TEXTE FOURNI >>
----

II. LA SITUATION DES JURIDICTIONS : DES BESOINS QUI DEMEURENT IMPORTANTS
Devant l'asphyxie persistante des juridictions, qui avait notamment été soulignée, en 1996, par la mission d'information constituée par votre commission des Lois pour évaluer les moyens de la justice 10 ( * ) , un effort substantiel de renforcement des moyens qui leur sont affectés a été réalisé au cours des dernières années.
Cependant, les dernières statistiques connues sur l'activité des juridictions confirment que les besoins nécessaires au traitement quotidien des flux de contentieux demeurent importants.
A. L'ACTIVITÉ CIVILE : DES DÉLAIS TOUJOURS EXCESSIFS
En matière civile, on constate une poursuite de la tendance à la stabilisation des flux d'affaires nouvelles amorcée ces dernières années.

----

[Éléments listés dans un jeu de données]

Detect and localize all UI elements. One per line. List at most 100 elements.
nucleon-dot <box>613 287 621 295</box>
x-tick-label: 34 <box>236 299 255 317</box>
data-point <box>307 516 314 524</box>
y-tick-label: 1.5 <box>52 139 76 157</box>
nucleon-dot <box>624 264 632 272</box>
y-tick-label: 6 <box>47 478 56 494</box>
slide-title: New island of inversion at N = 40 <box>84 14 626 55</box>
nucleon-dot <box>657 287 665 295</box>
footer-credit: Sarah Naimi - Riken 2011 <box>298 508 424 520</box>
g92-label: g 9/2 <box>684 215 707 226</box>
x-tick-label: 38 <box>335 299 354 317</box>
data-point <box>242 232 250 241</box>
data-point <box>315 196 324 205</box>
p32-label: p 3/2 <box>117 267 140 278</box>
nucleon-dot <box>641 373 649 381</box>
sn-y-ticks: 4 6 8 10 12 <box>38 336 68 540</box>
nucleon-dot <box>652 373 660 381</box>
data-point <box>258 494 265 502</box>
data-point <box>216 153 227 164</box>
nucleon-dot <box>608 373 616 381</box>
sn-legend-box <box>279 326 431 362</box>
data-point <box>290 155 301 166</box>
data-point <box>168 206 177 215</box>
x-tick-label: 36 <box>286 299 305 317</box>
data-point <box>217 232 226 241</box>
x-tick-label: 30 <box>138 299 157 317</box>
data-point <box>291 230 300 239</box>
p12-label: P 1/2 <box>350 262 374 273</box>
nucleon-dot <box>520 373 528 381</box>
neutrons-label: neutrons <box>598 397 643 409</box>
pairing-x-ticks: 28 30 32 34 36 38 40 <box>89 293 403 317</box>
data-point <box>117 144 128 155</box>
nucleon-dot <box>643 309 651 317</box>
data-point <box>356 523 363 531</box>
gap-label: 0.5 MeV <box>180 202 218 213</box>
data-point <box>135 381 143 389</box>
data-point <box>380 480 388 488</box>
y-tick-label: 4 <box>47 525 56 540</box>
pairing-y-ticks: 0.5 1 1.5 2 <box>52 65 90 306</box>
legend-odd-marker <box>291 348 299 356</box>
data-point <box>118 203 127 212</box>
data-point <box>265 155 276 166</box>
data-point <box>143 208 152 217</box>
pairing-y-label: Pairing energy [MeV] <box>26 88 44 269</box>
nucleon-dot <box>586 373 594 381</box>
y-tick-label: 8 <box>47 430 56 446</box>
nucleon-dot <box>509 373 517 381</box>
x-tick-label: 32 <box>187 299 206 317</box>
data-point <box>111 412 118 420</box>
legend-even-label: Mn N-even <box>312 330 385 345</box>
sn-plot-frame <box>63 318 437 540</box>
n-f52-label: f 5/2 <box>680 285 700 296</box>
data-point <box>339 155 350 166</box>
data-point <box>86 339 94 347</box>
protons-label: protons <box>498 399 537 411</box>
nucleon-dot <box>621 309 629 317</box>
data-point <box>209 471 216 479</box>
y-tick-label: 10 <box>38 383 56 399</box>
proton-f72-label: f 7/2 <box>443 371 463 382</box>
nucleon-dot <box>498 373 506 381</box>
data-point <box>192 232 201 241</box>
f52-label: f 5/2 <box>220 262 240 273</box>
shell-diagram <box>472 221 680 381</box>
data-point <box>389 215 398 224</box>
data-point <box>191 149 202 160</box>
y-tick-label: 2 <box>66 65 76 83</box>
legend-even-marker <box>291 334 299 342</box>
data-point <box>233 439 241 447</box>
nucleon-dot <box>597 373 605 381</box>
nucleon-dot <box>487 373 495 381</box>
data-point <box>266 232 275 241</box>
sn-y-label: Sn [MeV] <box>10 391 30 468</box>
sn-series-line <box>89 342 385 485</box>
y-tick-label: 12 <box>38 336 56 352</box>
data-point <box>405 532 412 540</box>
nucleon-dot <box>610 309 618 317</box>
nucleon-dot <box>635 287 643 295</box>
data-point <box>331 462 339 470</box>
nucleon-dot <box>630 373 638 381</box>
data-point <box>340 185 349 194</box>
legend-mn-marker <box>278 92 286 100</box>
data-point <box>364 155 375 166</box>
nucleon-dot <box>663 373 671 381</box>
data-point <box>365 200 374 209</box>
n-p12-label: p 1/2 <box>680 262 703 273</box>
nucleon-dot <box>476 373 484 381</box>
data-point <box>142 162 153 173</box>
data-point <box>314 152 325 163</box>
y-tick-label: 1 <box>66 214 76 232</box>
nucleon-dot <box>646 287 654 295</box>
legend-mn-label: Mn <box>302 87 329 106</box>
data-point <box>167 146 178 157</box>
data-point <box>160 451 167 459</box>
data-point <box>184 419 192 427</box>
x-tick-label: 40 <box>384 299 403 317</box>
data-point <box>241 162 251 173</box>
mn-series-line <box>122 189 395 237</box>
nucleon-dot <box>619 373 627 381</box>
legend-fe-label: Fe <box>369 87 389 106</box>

----

OBJECTIF DE LA TÂCHE >> Selon le texte sur la situation des juridictions, pourquoi un effort substantiel de renforcement des moyens des juridictions a-t-il été réalisé au cours des dernières années ? Répondez en une à trois phrases. Ces enregistrements proviennent d'une autre source.

RÉPONSE ATTENDUE >> Cet effort a été réalisé face à l'asphyxie persistante des juridictions. Cette situation avait notamment été soulignée en 1996 par la mission d'information que la commission des Lois avait constituée pour évaluer les moyens de la justice.